** Start **

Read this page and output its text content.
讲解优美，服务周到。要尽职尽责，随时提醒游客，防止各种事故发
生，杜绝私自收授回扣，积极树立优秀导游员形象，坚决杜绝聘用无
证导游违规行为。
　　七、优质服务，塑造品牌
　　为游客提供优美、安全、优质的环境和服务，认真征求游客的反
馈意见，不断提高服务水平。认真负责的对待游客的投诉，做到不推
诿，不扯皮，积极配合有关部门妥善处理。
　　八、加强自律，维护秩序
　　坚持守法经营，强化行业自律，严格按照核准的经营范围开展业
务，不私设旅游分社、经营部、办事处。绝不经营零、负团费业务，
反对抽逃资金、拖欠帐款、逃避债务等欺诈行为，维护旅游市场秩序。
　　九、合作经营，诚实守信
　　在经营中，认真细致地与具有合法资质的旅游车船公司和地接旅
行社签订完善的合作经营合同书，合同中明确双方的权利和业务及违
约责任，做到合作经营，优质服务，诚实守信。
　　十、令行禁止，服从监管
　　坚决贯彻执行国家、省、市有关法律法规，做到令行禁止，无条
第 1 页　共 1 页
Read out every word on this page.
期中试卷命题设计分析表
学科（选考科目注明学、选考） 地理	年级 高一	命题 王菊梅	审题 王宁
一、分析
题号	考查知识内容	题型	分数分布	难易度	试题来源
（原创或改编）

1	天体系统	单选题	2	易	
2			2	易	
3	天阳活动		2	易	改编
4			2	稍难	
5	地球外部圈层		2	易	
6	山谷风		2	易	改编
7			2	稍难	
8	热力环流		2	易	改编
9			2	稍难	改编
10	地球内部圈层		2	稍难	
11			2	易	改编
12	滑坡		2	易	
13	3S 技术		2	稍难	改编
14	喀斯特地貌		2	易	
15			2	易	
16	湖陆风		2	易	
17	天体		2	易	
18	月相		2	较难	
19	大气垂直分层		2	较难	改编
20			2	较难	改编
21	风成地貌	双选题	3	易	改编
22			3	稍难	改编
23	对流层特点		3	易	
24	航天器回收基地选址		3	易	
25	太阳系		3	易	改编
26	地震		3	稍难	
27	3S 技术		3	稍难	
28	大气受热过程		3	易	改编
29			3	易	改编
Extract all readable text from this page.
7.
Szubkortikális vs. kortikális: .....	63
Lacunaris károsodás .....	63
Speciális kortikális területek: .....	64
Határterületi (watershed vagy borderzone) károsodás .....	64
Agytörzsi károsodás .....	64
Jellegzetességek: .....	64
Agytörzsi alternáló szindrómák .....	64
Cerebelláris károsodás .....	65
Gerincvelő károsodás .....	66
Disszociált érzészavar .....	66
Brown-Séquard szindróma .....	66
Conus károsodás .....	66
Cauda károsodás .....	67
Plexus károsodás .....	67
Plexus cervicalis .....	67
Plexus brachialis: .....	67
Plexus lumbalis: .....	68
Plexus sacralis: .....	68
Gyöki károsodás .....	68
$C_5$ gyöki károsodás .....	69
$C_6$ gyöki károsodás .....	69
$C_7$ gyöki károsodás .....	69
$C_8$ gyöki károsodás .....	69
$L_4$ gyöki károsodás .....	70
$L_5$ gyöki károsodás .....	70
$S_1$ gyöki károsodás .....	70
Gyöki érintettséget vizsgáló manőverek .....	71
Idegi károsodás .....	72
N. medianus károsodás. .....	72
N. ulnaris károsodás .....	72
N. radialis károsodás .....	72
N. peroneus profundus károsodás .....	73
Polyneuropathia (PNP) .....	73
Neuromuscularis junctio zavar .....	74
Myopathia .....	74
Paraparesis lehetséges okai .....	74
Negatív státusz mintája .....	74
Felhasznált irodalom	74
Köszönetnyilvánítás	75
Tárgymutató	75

** End **

= YOUR OBJECTIVE =
Exactly reproduce all of the entries.

= SOLUTION TO THE PROBLEM =
Read this page and output its text content.
讲解优美，服务周到。要尽职尽责，随时提醒游客，防止各种事故发
生，杜绝私自收授回扣，积极树立优秀导游员形象，坚决杜绝聘用无
证导游违规行为。
　　七、优质服务，塑造品牌
　　为游客提供优美、安全、优质的环境和服务，认真征求游客的反
馈意见，不断提高服务水平。认真负责的对待游客的投诉，做到不推
诿，不扯皮，积极配合有关部门妥善处理。
　　八、加强自律，维护秩序
　　坚持守法经营，强化行业自律，严格按照核准的经营范围开展业
务，不私设旅游分社、经营部、办事处。绝不经营零、负团费业务，
反对抽逃资金、拖欠帐款、逃避债务等欺诈行为，维护旅游市场秩序。
　　九、合作经营，诚实守信
　　在经营中，认真细致地与具有合法资质的旅游车船公司和地接旅
行社签订完善的合作经营合同书，合同中明确双方的权利和业务及违
约责任，做到合作经营，优质服务，诚实守信。
　　十、令行禁止，服从监管
　　坚决贯彻执行国家、省、市有关法律法规，做到令行禁止，无条
第 1 页　共 1 页
Read out every word on this page.
期中试卷命题设计分析表
学科（选考科目注明学、选考） 地理	年级 高一	命题 王菊梅	审题 王宁
一、分析
题号	考查知识内容	题型	分数分布	难易度	试题来源
（原创或改编）

1	天体系统	单选题	2	易	
2			2	易	
3	天阳活动		2	易	改编
4			2	稍难	
5	地球外部圈层		2	易	
6	山谷风		2	易	改编
7			2	稍难	
8	热力环流		2	易	改编
9			2	稍难	改编
10	地球内部圈层		2	稍难	
11			2	易	改编
12	滑坡		2	易	
13	3S 技术		2	稍难	改编
14	喀斯特地貌		2	易	
15			2	易	
16	湖陆风		2	易	
17	天体		2	易	
18	月相		2	较难	
19	大气垂直分层		2	较难	改编
20			2	较难	改编
21	风成地貌	双选题	3	易	改编
22			3	稍难	改编
23	对流层特点		3	易	
24	航天器回收基地选址		3	易	
25	太阳系		3	易	改编
26	地震		3	稍难	
27	3S 技术		3	稍难	
28	大气受热过程		3	易	改编
29			3	易	改编
Extract all readable text from this page.
7.
Szubkortikális vs. kortikális: .....	63
Lacunaris károsodás .....	63
Speciális kortikális területek: .....	64
Határterületi (watershed vagy borderzone) károsodás .....	64
Agytörzsi károsodás .....	64
Jellegzetességek: .....	64
Agytörzsi alternáló szindrómák .....	64
Cerebelláris károsodás .....	65
Gerincvelő károsodás .....	66
Disszociált érzészavar .....	66
Brown-Séquard szindróma .....	66
Conus károsodás .....	66
Cauda károsodás .....	67
Plexus károsodás .....	67
Plexus cervicalis .....	67
Plexus brachialis: .....	67
Plexus lumbalis: .....	68
Plexus sacralis: .....	68
Gyöki károsodás .....	68
$C_5$ gyöki károsodás .....	69
$C_6$ gyöki károsodás .....	69
$C_7$ gyöki károsodás .....	69
$C_8$ gyöki károsodás .....	69
$L_4$ gyöki károsodás .....	70
$L_5$ gyöki károsodás .....	70
$S_1$ gyöki károsodás .....	70
Gyöki érintettséget vizsgáló manőverek .....	71
Idegi károsodás .....	72
N. medianus károsodás. .....	72
N. ulnaris károsodás .....	72
N. radialis károsodás .....	72
N. peroneus profundus károsodás .....	73
Polyneuropathia (PNP) .....	73
Neuromuscularis junctio zavar .....	74
Myopathia .....	74
Paraparesis lehetséges okai .....	74
Negatív státusz mintája .....	74
Felhasznált irodalom	74
Köszönetnyilvánítás	75
Tárgymutató	75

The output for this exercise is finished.